_WRITTEN TASK_: Look for the word "picture" in the entries below, then copy every line that has it.

※

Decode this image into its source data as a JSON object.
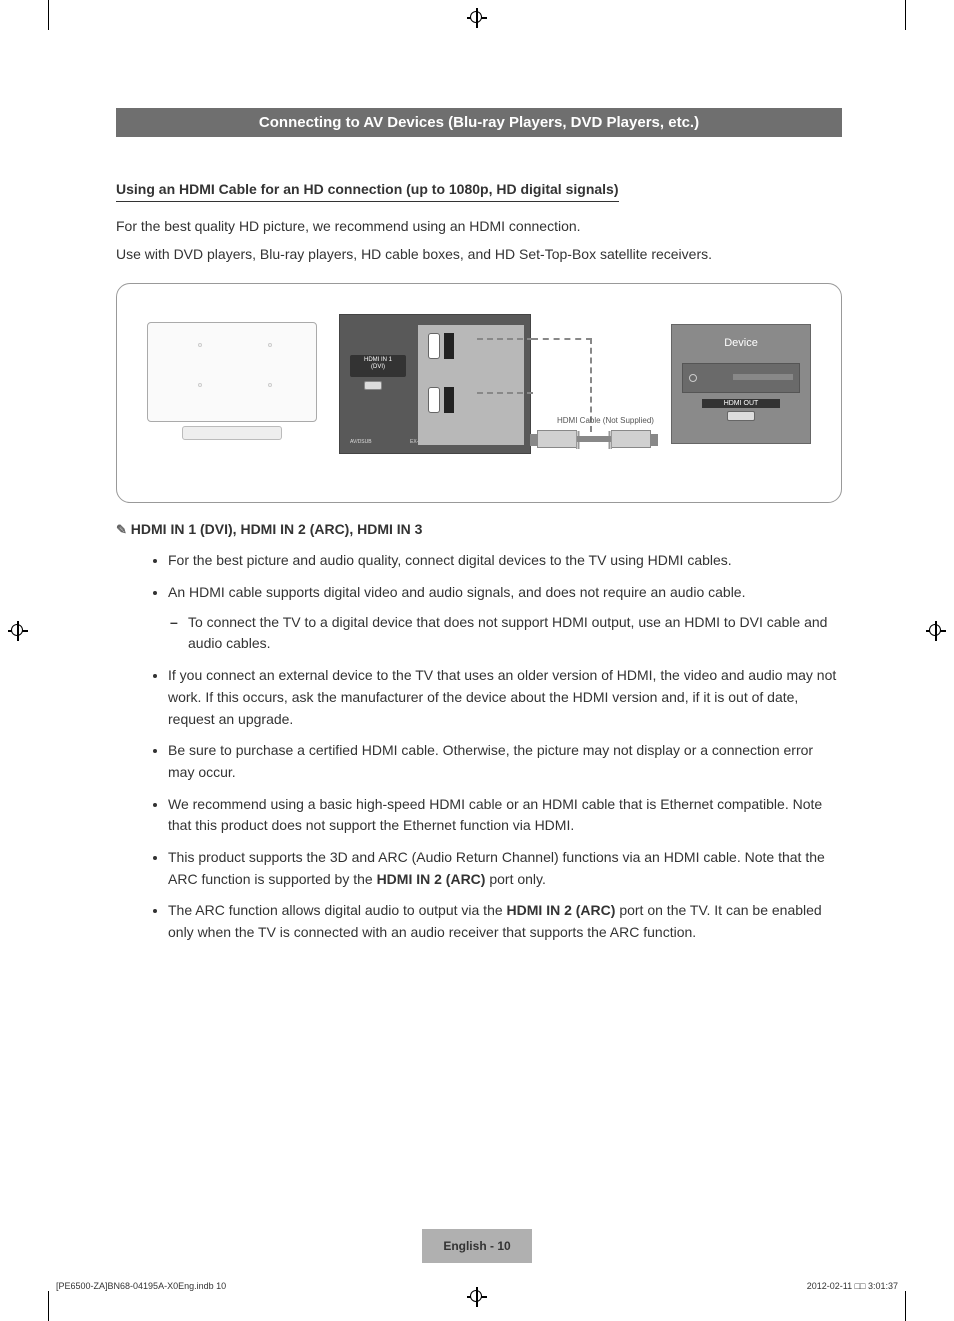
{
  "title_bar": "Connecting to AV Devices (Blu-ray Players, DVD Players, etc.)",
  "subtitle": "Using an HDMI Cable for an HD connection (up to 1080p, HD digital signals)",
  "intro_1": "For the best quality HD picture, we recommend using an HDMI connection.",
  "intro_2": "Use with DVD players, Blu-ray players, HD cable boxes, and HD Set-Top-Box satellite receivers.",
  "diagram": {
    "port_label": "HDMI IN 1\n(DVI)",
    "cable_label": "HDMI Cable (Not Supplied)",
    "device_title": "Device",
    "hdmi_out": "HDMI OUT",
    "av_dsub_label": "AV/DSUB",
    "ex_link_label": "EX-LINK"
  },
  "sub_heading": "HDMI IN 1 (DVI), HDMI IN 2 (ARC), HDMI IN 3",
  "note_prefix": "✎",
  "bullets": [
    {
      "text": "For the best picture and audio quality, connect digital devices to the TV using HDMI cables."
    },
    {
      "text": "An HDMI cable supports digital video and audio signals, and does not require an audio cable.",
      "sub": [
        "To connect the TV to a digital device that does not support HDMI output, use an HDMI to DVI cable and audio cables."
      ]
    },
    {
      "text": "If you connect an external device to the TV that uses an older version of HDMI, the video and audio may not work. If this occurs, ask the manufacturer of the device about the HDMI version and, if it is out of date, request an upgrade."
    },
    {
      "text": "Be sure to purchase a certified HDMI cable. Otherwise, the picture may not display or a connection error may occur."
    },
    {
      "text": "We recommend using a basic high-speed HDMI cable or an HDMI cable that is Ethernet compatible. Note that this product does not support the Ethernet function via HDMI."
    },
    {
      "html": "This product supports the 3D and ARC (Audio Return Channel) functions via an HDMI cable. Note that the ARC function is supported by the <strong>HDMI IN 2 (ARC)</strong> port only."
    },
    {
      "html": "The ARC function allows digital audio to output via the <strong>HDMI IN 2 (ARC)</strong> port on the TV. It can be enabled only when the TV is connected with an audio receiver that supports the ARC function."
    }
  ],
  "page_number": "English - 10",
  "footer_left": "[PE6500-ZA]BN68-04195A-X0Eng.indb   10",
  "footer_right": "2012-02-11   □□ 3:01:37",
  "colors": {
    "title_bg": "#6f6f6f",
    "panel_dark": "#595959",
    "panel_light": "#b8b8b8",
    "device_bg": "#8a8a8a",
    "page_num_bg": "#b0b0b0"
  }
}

※

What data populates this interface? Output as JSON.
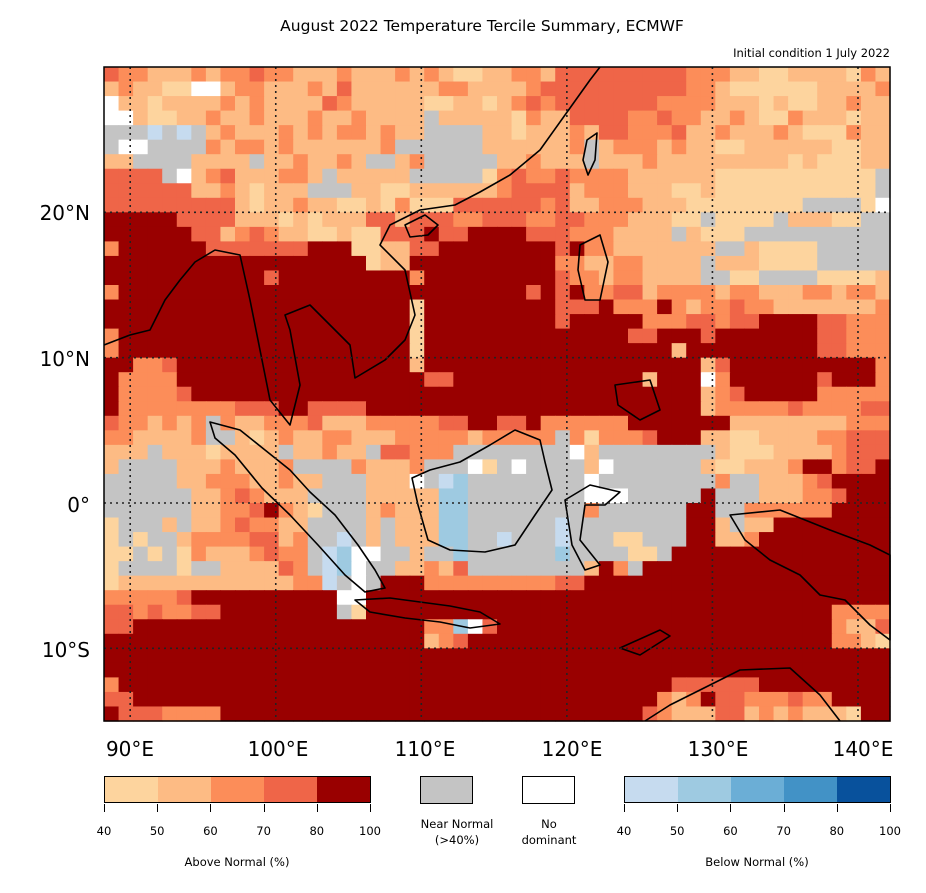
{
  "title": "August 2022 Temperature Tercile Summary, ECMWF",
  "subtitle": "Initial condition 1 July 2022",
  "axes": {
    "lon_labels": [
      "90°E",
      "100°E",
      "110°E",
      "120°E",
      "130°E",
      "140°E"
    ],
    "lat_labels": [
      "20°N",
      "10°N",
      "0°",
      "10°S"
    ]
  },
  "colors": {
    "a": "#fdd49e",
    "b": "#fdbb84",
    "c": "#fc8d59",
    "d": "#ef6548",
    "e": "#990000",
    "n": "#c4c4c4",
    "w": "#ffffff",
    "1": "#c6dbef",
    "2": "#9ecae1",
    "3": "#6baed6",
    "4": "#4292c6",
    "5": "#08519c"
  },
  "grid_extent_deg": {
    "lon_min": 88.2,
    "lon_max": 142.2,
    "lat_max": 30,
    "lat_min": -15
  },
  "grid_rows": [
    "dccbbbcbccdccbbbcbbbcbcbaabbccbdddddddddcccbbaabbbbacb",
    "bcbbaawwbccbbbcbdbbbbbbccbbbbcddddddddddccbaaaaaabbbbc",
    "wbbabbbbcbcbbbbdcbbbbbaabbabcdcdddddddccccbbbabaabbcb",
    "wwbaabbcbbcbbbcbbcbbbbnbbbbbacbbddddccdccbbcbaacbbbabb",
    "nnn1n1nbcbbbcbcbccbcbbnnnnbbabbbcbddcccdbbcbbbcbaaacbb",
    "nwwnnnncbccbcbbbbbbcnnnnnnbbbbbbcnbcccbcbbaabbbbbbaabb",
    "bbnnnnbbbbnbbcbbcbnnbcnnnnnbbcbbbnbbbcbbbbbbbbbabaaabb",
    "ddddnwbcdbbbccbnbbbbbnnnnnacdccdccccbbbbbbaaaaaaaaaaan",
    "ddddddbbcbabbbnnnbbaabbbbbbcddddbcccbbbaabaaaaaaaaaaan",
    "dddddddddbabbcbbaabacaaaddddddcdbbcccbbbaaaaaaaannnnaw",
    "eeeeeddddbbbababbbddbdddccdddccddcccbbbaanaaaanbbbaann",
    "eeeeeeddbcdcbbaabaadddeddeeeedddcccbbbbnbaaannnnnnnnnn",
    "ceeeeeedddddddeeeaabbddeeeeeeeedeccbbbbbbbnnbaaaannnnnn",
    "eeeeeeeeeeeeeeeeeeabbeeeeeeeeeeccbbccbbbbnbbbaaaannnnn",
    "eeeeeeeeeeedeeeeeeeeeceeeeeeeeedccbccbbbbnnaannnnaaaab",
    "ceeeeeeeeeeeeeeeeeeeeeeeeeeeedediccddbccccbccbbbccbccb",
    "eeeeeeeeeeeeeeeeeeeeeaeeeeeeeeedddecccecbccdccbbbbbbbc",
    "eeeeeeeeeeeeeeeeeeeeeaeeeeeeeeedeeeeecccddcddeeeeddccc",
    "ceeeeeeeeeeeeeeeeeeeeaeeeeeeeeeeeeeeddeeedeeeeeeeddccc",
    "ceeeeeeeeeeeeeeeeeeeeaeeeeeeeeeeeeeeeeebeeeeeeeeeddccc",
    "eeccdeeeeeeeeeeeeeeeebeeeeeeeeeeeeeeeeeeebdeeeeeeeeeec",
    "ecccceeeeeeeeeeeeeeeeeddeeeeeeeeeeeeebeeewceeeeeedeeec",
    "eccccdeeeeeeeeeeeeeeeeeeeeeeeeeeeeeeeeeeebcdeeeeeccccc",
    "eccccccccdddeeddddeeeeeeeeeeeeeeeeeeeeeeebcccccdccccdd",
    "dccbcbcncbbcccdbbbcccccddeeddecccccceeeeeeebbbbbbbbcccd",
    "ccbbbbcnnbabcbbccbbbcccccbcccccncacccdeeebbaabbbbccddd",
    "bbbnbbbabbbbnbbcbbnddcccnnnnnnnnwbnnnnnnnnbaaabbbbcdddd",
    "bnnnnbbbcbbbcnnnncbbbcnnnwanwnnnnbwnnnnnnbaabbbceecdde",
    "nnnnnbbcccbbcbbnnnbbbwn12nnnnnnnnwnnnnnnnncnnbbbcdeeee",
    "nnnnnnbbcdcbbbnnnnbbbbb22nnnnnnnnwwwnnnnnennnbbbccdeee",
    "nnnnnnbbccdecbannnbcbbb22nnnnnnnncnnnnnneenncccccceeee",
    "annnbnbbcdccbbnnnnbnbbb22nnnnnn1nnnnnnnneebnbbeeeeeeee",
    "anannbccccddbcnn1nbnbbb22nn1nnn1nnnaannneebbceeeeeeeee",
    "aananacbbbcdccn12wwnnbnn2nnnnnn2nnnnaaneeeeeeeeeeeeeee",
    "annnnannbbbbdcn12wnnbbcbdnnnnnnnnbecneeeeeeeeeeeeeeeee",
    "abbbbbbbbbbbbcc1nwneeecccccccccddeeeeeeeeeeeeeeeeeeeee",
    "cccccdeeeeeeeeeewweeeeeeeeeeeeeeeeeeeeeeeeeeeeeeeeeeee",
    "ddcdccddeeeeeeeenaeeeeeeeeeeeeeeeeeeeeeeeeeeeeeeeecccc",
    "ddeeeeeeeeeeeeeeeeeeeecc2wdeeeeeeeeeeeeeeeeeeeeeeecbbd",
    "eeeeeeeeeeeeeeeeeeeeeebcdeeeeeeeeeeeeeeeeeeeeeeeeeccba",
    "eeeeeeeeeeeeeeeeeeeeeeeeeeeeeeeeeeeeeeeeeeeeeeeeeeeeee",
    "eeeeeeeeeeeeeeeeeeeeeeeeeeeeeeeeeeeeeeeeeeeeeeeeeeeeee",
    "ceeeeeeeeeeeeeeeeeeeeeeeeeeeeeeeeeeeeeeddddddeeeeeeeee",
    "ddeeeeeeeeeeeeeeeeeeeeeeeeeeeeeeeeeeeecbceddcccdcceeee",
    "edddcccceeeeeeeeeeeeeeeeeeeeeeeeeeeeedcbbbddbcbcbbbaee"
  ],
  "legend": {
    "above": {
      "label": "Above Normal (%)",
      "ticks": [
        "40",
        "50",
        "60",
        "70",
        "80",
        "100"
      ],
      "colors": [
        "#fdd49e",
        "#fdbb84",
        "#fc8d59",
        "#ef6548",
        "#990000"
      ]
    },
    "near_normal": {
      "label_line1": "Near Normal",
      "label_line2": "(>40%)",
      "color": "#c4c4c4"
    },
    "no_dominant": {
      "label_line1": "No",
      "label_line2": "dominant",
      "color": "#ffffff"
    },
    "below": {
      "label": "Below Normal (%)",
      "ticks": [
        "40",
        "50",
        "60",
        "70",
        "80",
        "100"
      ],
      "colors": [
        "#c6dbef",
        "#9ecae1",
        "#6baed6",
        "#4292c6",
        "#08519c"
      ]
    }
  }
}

※

_ANSWER TO THE EXERCISE_:
  "intro_1": "For the best quality HD picture, we recommend using an HDMI connection.",
      "text": "For the best picture and audio quality, connect digital devices to the TV using HDMI cables."
      "text": "Be sure to purchase a certified HDMI cable. Otherwise, the picture may not display or a connection error may occur."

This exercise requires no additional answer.